SHORT PROBLEM:
Isolate every line in the records below with "name" in it.

** START RECORDS SHOWN **

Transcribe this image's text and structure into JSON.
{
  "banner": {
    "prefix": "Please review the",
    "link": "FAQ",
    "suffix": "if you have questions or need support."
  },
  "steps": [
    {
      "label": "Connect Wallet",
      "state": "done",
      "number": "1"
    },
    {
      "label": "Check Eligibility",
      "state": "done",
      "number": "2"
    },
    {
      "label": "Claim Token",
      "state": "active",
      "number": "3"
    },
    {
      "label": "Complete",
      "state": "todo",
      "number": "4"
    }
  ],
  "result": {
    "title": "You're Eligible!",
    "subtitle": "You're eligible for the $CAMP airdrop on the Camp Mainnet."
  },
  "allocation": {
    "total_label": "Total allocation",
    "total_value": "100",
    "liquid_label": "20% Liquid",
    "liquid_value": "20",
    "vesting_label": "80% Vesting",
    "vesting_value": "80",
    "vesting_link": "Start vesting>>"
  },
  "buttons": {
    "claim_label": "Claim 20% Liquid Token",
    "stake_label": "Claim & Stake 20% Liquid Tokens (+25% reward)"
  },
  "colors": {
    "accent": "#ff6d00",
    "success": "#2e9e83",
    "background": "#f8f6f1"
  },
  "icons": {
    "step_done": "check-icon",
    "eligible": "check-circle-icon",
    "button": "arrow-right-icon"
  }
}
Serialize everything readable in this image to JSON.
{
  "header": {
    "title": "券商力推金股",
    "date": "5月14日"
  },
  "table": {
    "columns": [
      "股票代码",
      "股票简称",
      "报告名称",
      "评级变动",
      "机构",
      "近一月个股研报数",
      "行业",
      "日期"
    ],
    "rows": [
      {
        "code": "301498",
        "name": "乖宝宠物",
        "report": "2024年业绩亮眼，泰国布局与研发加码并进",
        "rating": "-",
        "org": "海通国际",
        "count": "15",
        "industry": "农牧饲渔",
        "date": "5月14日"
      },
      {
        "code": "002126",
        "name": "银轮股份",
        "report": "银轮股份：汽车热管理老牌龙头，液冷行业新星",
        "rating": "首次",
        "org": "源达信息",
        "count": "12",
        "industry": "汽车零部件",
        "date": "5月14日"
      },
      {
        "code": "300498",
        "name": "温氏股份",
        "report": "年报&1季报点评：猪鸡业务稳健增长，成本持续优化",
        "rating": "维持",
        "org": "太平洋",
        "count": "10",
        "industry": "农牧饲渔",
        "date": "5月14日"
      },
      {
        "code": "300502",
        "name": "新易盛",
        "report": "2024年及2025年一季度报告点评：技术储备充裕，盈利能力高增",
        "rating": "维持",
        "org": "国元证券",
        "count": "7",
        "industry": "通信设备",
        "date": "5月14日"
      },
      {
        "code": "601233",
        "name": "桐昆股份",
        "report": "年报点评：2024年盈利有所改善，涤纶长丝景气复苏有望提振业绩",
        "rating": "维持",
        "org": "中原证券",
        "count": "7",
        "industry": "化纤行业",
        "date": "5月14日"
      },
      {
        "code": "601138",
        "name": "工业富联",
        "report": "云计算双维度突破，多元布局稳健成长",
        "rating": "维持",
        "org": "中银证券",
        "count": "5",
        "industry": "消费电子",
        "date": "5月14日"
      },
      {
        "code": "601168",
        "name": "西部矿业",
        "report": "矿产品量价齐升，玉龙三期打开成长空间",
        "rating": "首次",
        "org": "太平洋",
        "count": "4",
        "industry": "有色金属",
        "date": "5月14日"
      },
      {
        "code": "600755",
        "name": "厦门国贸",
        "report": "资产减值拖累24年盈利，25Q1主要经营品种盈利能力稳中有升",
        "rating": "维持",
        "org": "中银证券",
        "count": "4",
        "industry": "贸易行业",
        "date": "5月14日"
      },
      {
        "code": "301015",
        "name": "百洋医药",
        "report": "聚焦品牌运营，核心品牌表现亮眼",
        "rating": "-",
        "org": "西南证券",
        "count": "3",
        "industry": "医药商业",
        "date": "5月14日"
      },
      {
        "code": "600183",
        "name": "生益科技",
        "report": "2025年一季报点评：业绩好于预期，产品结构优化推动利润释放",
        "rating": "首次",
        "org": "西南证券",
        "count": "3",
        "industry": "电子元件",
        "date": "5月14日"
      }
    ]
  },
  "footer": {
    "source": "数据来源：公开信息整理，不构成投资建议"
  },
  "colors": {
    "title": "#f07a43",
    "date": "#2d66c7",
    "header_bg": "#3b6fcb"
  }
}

** END RECORDS SHOWN **

EXERCISE SOLUTION:
        "name": "乖宝宠物",
        "name": "银轮股份",
        "name": "温氏股份",
        "name": "新易盛",
        "name": "桐昆股份",
        "name": "工业富联",
        "name": "西部矿业",
        "name": "厦门国贸",
        "name": "百洋医药",
        "name": "生益科技",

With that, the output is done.